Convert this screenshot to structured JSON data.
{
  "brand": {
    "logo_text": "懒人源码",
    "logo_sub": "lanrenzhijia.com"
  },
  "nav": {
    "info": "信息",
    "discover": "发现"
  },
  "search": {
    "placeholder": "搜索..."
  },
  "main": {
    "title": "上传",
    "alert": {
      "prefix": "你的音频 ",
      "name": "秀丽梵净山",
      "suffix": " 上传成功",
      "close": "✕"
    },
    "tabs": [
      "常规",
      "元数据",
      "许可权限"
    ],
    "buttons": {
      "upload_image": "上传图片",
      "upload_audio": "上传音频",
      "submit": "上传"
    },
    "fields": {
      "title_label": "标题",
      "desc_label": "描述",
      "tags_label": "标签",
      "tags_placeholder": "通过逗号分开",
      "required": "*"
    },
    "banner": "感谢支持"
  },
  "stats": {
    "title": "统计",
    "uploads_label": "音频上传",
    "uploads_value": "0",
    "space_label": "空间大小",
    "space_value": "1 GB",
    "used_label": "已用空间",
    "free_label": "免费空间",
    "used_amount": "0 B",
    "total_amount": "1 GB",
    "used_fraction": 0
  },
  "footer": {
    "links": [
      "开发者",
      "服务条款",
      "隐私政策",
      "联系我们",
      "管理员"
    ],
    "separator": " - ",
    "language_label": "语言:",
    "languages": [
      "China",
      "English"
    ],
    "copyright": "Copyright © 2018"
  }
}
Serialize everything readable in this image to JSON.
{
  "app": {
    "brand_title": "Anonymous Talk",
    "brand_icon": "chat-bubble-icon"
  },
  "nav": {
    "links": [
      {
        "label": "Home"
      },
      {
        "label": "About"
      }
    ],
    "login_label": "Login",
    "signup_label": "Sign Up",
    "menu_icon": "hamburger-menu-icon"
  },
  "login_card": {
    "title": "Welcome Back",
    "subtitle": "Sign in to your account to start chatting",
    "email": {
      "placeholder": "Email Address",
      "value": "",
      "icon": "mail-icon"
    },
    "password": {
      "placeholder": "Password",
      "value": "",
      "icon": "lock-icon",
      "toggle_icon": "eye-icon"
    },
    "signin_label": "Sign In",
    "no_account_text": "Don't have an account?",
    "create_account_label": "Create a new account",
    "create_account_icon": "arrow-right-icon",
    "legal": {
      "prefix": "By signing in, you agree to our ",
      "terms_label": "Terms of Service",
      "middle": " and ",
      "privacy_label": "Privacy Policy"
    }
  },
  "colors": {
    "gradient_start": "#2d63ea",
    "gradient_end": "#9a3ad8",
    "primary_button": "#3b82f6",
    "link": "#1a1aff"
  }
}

**WHAT NEEDS TO BE DONE:**
Repeat the data in its entirety, character for character.

**ANSWER TO THIS EXERCISE:**
Convert this screenshot to structured JSON data.
{
  "brand": {
    "logo_text": "懒人源码",
    "logo_sub": "lanrenzhijia.com"
  },
  "nav": {
    "info": "信息",
    "discover": "发现"
  },
  "search": {
    "placeholder": "搜索..."
  },
  "main": {
    "title": "上传",
    "alert": {
      "prefix": "你的音频 ",
      "name": "秀丽梵净山",
      "suffix": " 上传成功",
      "close": "✕"
    },
    "tabs": [
      "常规",
      "元数据",
      "许可权限"
    ],
    "buttons": {
      "upload_image": "上传图片",
      "upload_audio": "上传音频",
      "submit": "上传"
    },
    "fields": {
      "title_label": "标题",
      "desc_label": "描述",
      "tags_label": "标签",
      "tags_placeholder": "通过逗号分开",
      "required": "*"
    },
    "banner": "感谢支持"
  },
  "stats": {
    "title": "统计",
    "uploads_label": "音频上传",
    "uploads_value": "0",
    "space_label": "空间大小",
    "space_value": "1 GB",
    "used_label": "已用空间",
    "free_label": "免费空间",
    "used_amount": "0 B",
    "total_amount": "1 GB",
    "used_fraction": 0
  },
  "footer": {
    "links": [
      "开发者",
      "服务条款",
      "隐私政策",
      "联系我们",
      "管理员"
    ],
    "separator": " - ",
    "language_label": "语言:",
    "languages": [
      "China",
      "English"
    ],
    "copyright": "Copyright © 2018"
  }
}
Serialize everything readable in this image to JSON.
{
  "app": {
    "brand_title": "Anonymous Talk",
    "brand_icon": "chat-bubble-icon"
  },
  "nav": {
    "links": [
      {
        "label": "Home"
      },
      {
        "label": "About"
      }
    ],
    "login_label": "Login",
    "signup_label": "Sign Up",
    "menu_icon": "hamburger-menu-icon"
  },
  "login_card": {
    "title": "Welcome Back",
    "subtitle": "Sign in to your account to start chatting",
    "email": {
      "placeholder": "Email Address",
      "value": "",
      "icon": "mail-icon"
    },
    "password": {
      "placeholder": "Password",
      "value": "",
      "icon": "lock-icon",
      "toggle_icon": "eye-icon"
    },
    "signin_label": "Sign In",
    "no_account_text": "Don't have an account?",
    "create_account_label": "Create a new account",
    "create_account_icon": "arrow-right-icon",
    "legal": {
      "prefix": "By signing in, you agree to our ",
      "terms_label": "Terms of Service",
      "middle": " and ",
      "privacy_label": "Privacy Policy"
    }
  },
  "colors": {
    "gradient_start": "#2d63ea",
    "gradient_end": "#9a3ad8",
    "primary_button": "#3b82f6",
    "link": "#1a1aff"
  }
}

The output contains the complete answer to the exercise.